Directions:
Reproduce verbatim the rows from the first one through the one containing "x-category-label: PAUTAPOL::Apologia a Tortura", including both of those rows.

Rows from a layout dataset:
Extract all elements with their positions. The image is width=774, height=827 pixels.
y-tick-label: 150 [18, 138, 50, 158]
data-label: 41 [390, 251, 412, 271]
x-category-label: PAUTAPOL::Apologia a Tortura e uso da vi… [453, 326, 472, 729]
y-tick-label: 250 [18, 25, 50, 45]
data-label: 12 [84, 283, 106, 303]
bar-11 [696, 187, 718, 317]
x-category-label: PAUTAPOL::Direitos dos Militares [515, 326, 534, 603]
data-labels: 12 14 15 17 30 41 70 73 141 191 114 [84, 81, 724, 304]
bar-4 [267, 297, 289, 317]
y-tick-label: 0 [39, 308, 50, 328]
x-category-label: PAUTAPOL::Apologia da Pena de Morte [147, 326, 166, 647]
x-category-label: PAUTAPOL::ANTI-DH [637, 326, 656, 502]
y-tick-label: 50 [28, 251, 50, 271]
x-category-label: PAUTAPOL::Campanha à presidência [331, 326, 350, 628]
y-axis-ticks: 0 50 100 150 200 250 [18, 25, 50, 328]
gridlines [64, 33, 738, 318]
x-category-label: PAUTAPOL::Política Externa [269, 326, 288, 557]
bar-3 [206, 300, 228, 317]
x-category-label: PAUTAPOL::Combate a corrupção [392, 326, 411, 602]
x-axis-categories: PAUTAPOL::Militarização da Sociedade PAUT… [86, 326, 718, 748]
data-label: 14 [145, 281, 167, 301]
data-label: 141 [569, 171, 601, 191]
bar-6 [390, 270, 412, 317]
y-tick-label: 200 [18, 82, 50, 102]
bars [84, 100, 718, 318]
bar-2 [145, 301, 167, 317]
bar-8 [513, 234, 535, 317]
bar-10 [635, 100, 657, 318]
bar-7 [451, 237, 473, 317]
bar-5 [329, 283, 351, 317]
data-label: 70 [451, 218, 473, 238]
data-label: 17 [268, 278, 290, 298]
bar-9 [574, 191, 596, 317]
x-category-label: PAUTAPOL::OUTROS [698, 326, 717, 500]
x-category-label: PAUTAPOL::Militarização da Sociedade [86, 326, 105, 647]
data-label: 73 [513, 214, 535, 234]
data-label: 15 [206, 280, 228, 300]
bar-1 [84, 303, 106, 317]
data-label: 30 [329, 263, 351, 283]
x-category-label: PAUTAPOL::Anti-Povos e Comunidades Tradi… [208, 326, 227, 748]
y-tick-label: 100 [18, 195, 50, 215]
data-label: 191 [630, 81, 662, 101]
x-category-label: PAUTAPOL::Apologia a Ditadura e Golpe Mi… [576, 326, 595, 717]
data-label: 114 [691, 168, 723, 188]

Result:
Extract all elements with their positions. The image is width=774, height=827 pixels.
y-tick-label: 150 [18, 138, 50, 158]
data-label: 41 [390, 251, 412, 271]
x-category-label: PAUTAPOL::Apologia a Tortura e uso da vi… [453, 326, 472, 729]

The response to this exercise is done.